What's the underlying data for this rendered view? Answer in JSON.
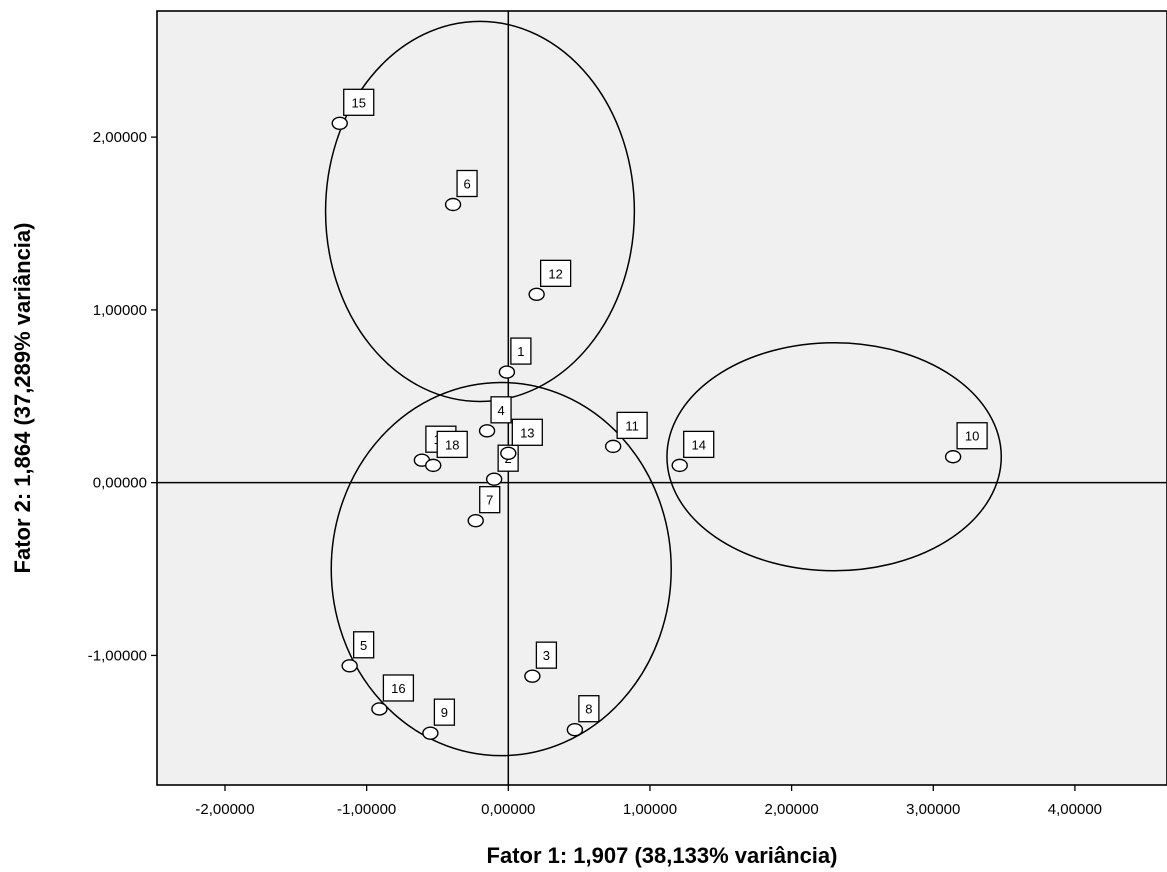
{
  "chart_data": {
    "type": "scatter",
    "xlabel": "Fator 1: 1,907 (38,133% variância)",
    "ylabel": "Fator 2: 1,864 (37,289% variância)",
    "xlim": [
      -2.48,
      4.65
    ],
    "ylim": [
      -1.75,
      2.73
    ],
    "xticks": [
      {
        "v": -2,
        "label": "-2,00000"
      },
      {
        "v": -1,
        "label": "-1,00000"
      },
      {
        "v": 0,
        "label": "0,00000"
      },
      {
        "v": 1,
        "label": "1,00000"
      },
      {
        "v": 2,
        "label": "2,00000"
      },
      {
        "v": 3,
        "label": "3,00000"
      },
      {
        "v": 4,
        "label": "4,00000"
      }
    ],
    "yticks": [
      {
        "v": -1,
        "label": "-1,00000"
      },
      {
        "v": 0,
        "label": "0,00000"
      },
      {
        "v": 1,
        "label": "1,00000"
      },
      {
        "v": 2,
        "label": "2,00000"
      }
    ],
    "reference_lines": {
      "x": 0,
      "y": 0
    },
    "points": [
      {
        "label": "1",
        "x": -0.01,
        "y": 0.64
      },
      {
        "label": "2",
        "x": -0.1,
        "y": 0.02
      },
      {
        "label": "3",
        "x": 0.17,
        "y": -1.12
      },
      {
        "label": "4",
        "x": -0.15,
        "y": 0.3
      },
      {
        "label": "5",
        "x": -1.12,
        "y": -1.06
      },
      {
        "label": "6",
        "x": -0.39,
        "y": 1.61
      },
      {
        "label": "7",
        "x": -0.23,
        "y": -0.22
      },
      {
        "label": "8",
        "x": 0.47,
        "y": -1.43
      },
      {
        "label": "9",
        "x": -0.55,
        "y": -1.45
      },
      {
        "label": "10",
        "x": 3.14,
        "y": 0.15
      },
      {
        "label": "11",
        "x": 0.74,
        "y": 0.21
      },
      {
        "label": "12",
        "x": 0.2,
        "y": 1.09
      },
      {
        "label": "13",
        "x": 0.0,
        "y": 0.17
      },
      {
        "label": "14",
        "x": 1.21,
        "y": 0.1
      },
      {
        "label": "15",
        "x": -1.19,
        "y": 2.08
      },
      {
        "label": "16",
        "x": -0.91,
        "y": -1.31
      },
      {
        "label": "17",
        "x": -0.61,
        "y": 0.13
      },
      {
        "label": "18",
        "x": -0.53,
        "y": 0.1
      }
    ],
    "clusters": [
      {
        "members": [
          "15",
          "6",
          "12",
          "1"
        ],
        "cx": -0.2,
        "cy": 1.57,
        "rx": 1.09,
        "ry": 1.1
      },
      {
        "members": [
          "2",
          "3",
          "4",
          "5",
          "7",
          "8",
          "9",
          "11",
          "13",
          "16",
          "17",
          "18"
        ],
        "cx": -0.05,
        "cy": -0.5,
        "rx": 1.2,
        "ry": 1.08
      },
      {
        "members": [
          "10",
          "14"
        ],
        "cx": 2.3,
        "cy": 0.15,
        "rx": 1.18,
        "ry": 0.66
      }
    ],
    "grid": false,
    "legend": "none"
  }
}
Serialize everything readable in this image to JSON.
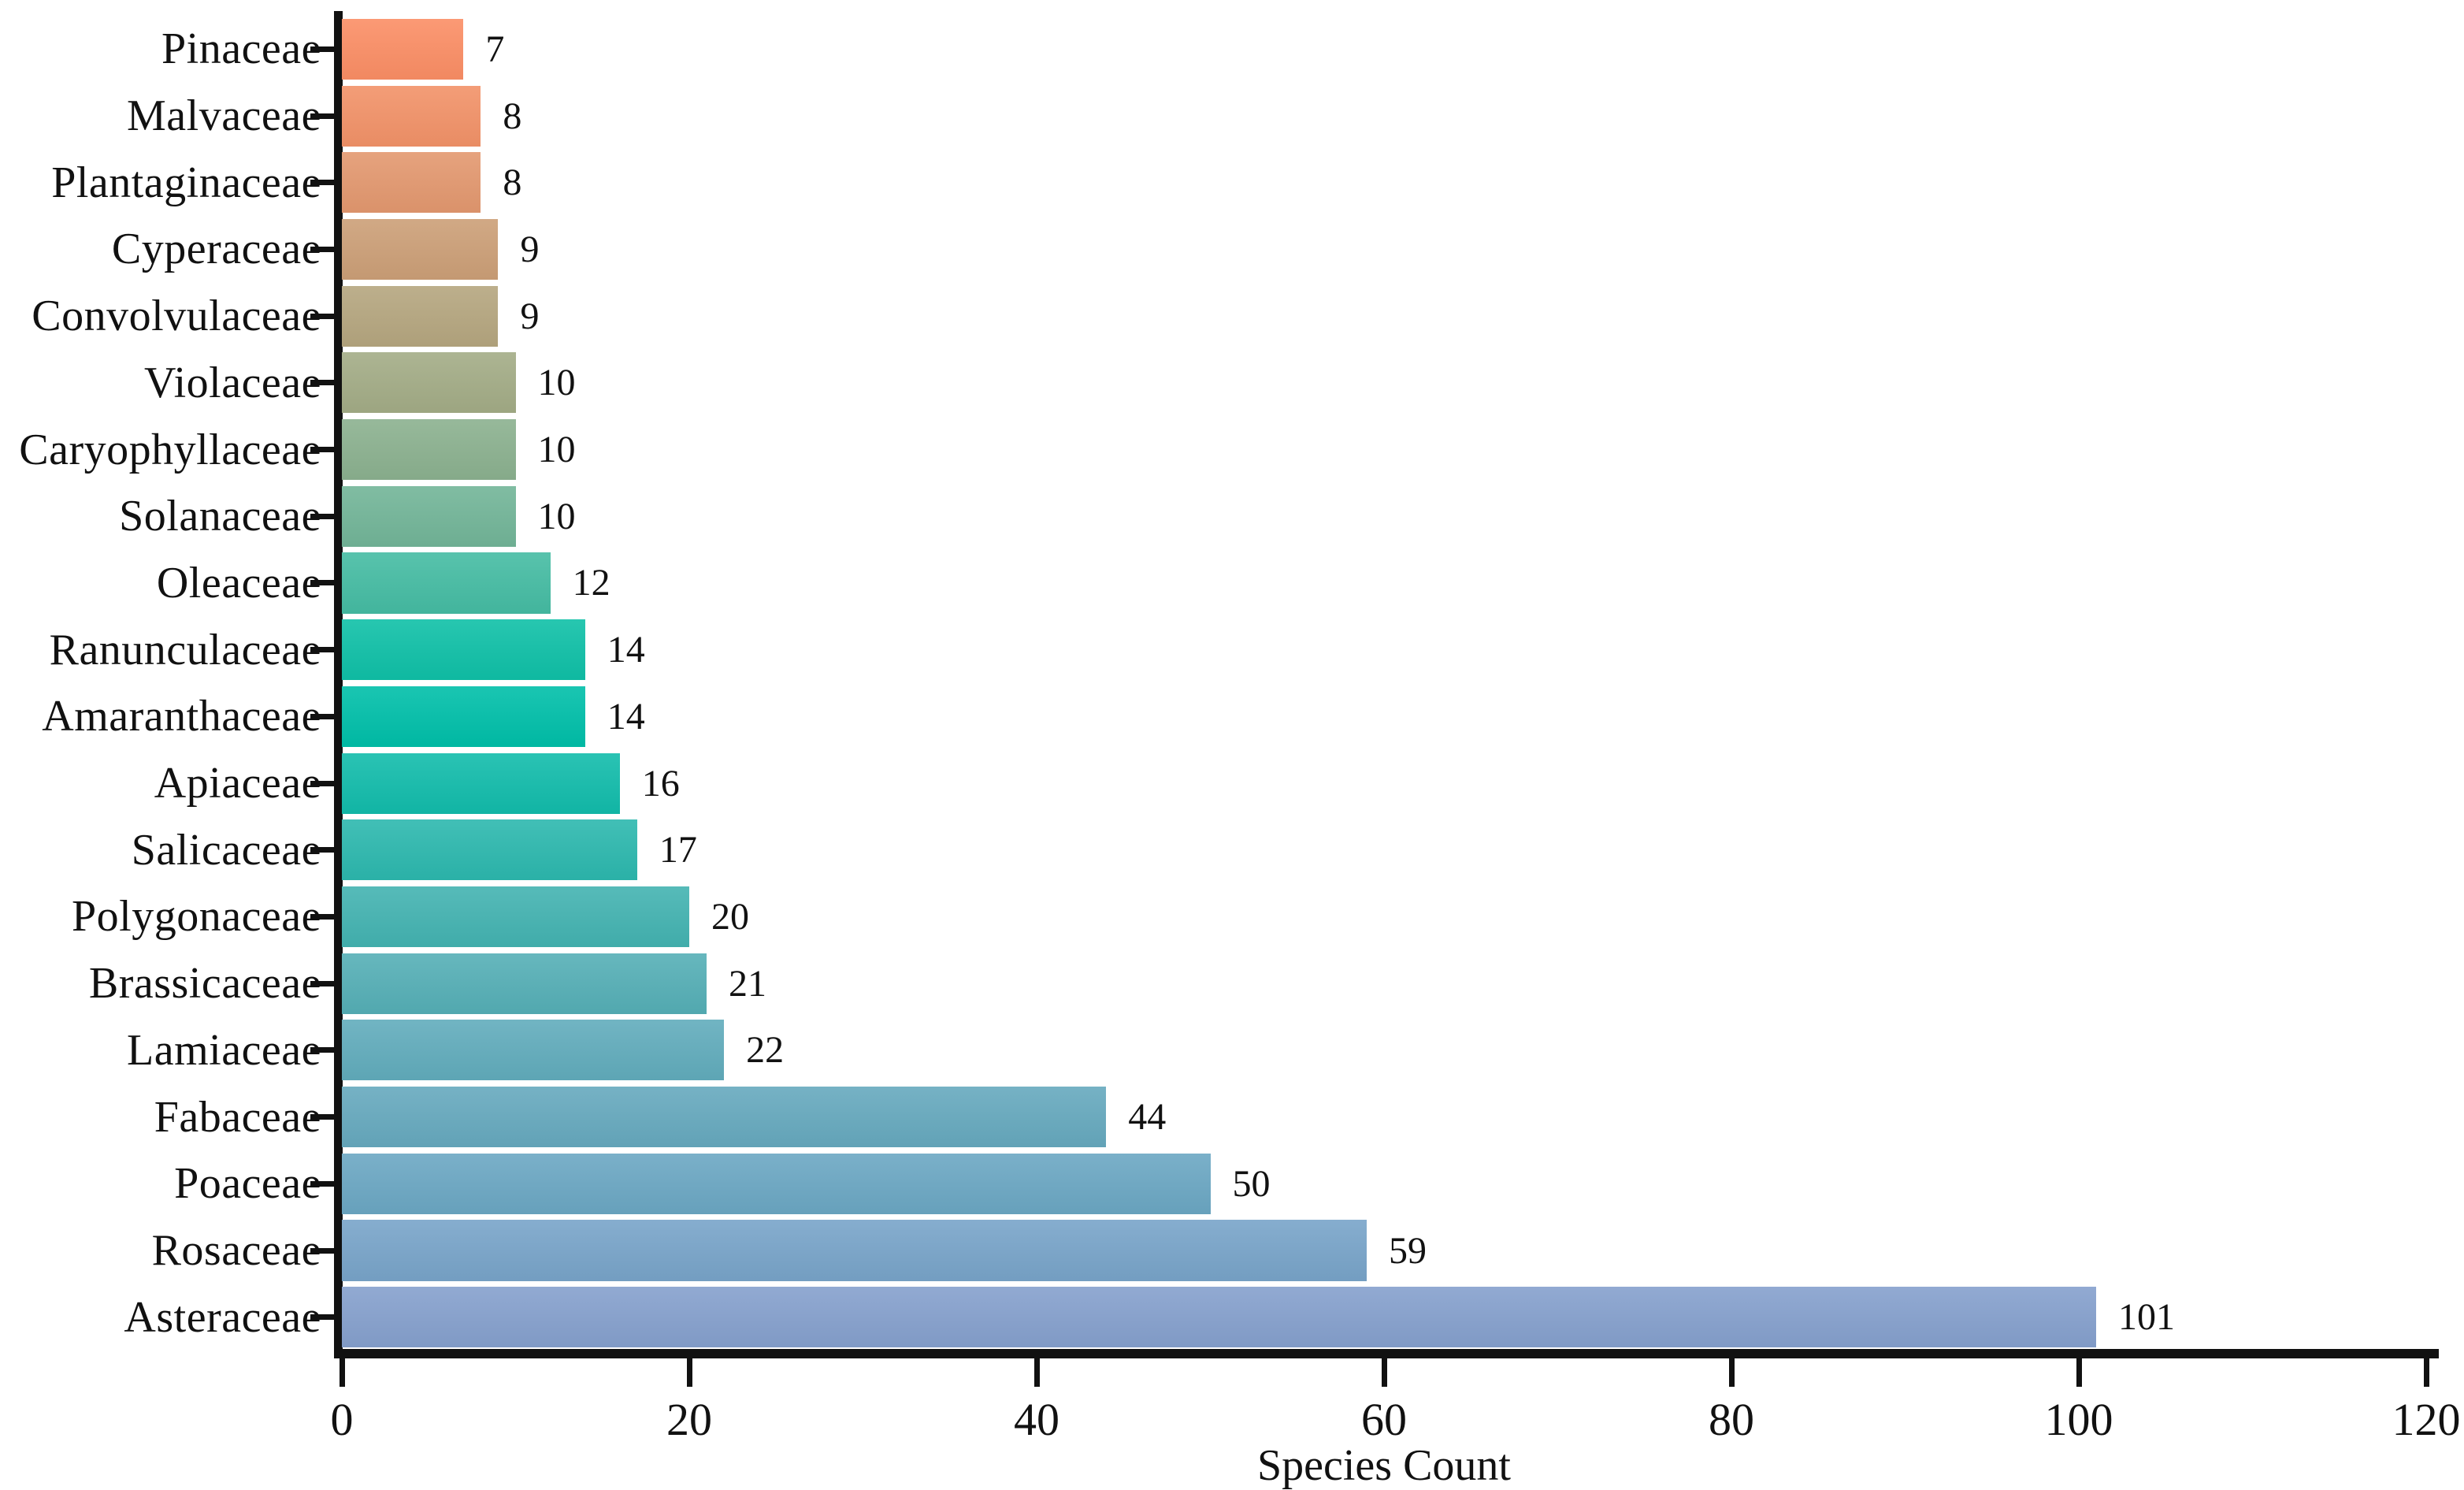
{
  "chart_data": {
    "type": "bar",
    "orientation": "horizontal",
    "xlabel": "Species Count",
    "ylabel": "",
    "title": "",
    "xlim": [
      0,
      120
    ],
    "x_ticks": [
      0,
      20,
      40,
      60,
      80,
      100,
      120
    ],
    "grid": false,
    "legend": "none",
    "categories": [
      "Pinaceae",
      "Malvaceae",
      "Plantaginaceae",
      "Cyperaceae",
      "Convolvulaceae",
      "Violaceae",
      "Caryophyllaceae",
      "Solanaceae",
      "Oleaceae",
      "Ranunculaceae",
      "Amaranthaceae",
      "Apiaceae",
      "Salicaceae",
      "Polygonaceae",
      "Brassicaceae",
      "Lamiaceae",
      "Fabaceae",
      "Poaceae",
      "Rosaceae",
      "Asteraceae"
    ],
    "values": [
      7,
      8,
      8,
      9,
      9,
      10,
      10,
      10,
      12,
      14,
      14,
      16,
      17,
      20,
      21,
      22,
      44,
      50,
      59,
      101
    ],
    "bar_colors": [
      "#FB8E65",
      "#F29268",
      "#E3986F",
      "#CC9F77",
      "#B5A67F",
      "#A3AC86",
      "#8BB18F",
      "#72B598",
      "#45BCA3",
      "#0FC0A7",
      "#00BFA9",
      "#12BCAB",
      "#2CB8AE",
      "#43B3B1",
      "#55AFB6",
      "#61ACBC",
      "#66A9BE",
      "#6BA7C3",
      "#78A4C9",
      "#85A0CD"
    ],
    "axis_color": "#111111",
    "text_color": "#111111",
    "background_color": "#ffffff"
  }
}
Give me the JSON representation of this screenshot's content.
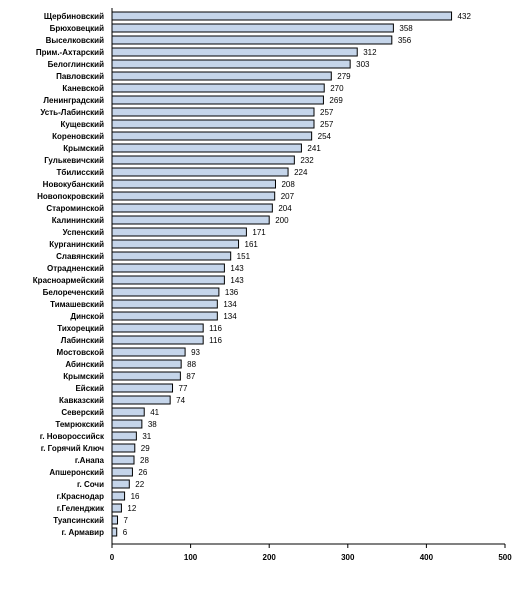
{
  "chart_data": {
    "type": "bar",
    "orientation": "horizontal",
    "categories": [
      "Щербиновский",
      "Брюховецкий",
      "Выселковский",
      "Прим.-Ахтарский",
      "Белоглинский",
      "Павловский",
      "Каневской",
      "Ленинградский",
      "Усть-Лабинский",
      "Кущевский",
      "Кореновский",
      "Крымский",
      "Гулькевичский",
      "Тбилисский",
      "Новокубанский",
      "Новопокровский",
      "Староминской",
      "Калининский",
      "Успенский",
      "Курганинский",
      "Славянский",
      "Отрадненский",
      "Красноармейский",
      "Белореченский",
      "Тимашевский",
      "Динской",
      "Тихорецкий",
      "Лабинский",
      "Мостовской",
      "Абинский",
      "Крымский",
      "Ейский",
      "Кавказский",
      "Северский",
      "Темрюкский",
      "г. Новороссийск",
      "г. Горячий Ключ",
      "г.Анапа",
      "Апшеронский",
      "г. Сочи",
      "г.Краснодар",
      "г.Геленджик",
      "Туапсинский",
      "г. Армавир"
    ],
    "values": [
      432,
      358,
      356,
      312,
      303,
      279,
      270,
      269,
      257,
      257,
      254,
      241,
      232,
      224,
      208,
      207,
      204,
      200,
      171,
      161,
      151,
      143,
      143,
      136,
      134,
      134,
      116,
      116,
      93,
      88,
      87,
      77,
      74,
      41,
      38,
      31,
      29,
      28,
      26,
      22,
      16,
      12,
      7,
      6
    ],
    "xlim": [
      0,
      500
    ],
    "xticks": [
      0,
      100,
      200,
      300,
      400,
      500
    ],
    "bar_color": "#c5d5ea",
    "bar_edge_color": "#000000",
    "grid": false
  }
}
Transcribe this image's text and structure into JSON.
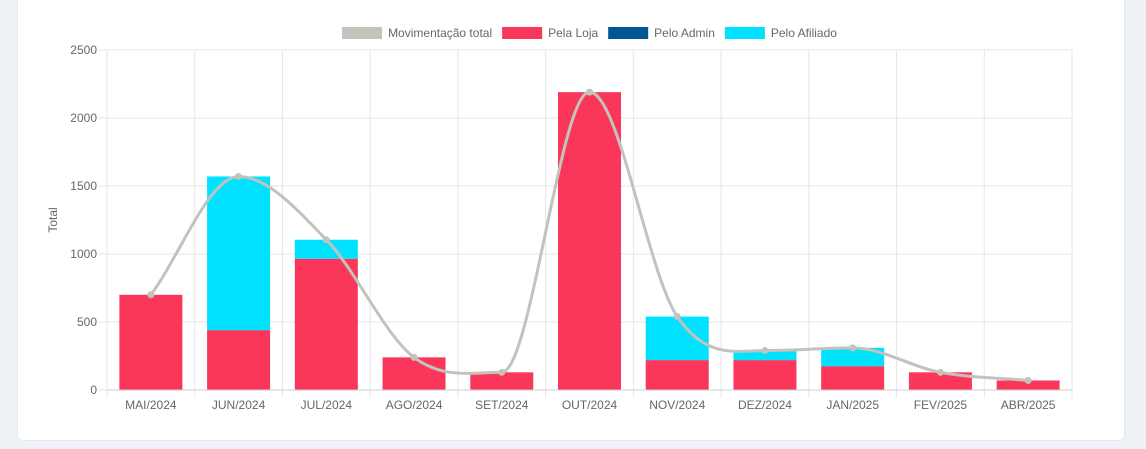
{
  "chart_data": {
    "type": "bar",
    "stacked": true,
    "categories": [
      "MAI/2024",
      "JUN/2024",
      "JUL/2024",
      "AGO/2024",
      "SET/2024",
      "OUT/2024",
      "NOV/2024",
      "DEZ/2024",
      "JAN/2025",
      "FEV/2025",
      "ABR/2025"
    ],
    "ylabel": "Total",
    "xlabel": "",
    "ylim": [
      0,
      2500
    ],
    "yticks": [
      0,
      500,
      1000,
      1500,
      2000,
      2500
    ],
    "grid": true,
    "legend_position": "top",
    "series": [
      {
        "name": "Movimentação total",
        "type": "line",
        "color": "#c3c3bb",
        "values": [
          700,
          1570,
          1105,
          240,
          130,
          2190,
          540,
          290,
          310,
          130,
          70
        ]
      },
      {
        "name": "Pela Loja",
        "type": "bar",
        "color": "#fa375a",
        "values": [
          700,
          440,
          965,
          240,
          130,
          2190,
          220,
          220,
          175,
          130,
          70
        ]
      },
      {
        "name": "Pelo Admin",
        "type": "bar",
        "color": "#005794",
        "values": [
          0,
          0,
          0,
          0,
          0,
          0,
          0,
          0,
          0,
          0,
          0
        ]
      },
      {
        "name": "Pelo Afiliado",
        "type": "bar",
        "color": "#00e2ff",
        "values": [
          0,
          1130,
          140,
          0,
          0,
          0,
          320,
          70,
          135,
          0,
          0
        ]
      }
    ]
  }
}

┄┄┄┄┄┄┄┄┄┄

[STATED EXERCISE] Filter lines by "grid" and return each hit.

[SOLUTION]
    "grid": false,
    "grid": false,
    "grid": false
    "grid": true,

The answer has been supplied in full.